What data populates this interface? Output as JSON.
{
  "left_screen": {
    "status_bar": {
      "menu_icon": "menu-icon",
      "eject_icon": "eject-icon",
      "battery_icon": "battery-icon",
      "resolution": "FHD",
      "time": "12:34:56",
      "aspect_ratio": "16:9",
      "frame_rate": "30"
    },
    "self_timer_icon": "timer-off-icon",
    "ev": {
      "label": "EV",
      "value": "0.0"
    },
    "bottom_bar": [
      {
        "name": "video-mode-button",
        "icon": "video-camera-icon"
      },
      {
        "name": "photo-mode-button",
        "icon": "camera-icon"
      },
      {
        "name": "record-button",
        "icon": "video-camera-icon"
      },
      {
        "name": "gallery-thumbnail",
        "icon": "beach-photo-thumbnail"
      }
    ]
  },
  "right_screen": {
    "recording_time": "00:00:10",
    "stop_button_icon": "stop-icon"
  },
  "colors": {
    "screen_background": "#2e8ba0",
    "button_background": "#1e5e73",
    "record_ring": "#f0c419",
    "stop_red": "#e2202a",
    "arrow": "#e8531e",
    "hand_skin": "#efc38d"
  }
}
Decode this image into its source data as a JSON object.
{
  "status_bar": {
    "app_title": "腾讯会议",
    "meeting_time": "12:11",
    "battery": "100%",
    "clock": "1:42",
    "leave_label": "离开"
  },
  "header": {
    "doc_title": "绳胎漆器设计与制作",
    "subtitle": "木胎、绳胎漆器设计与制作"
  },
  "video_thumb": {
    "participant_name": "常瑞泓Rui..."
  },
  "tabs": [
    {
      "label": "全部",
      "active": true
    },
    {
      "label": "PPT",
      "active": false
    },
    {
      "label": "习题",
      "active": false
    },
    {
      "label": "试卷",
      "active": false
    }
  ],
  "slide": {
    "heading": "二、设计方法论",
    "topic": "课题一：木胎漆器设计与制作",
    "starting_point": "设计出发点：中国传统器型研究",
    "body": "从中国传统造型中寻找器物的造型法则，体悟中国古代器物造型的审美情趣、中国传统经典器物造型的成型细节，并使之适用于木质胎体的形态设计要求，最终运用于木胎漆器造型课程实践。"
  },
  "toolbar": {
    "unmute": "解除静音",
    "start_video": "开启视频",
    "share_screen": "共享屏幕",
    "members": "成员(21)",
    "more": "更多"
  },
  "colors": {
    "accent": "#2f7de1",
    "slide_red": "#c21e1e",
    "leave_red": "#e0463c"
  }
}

**Problem requirements:**
The entries above must be returned in full, exactly as shown.

**Answer to this problem:**
What data populates this interface? Output as JSON.
{
  "left_screen": {
    "status_bar": {
      "menu_icon": "menu-icon",
      "eject_icon": "eject-icon",
      "battery_icon": "battery-icon",
      "resolution": "FHD",
      "time": "12:34:56",
      "aspect_ratio": "16:9",
      "frame_rate": "30"
    },
    "self_timer_icon": "timer-off-icon",
    "ev": {
      "label": "EV",
      "value": "0.0"
    },
    "bottom_bar": [
      {
        "name": "video-mode-button",
        "icon": "video-camera-icon"
      },
      {
        "name": "photo-mode-button",
        "icon": "camera-icon"
      },
      {
        "name": "record-button",
        "icon": "video-camera-icon"
      },
      {
        "name": "gallery-thumbnail",
        "icon": "beach-photo-thumbnail"
      }
    ]
  },
  "right_screen": {
    "recording_time": "00:00:10",
    "stop_button_icon": "stop-icon"
  },
  "colors": {
    "screen_background": "#2e8ba0",
    "button_background": "#1e5e73",
    "record_ring": "#f0c419",
    "stop_red": "#e2202a",
    "arrow": "#e8531e",
    "hand_skin": "#efc38d"
  }
}
Decode this image into its source data as a JSON object.
{
  "status_bar": {
    "app_title": "腾讯会议",
    "meeting_time": "12:11",
    "battery": "100%",
    "clock": "1:42",
    "leave_label": "离开"
  },
  "header": {
    "doc_title": "绳胎漆器设计与制作",
    "subtitle": "木胎、绳胎漆器设计与制作"
  },
  "video_thumb": {
    "participant_name": "常瑞泓Rui..."
  },
  "tabs": [
    {
      "label": "全部",
      "active": true
    },
    {
      "label": "PPT",
      "active": false
    },
    {
      "label": "习题",
      "active": false
    },
    {
      "label": "试卷",
      "active": false
    }
  ],
  "slide": {
    "heading": "二、设计方法论",
    "topic": "课题一：木胎漆器设计与制作",
    "starting_point": "设计出发点：中国传统器型研究",
    "body": "从中国传统造型中寻找器物的造型法则，体悟中国古代器物造型的审美情趣、中国传统经典器物造型的成型细节，并使之适用于木质胎体的形态设计要求，最终运用于木胎漆器造型课程实践。"
  },
  "toolbar": {
    "unmute": "解除静音",
    "start_video": "开启视频",
    "share_screen": "共享屏幕",
    "members": "成员(21)",
    "more": "更多"
  },
  "colors": {
    "accent": "#2f7de1",
    "slide_red": "#c21e1e",
    "leave_red": "#e0463c"
  }
}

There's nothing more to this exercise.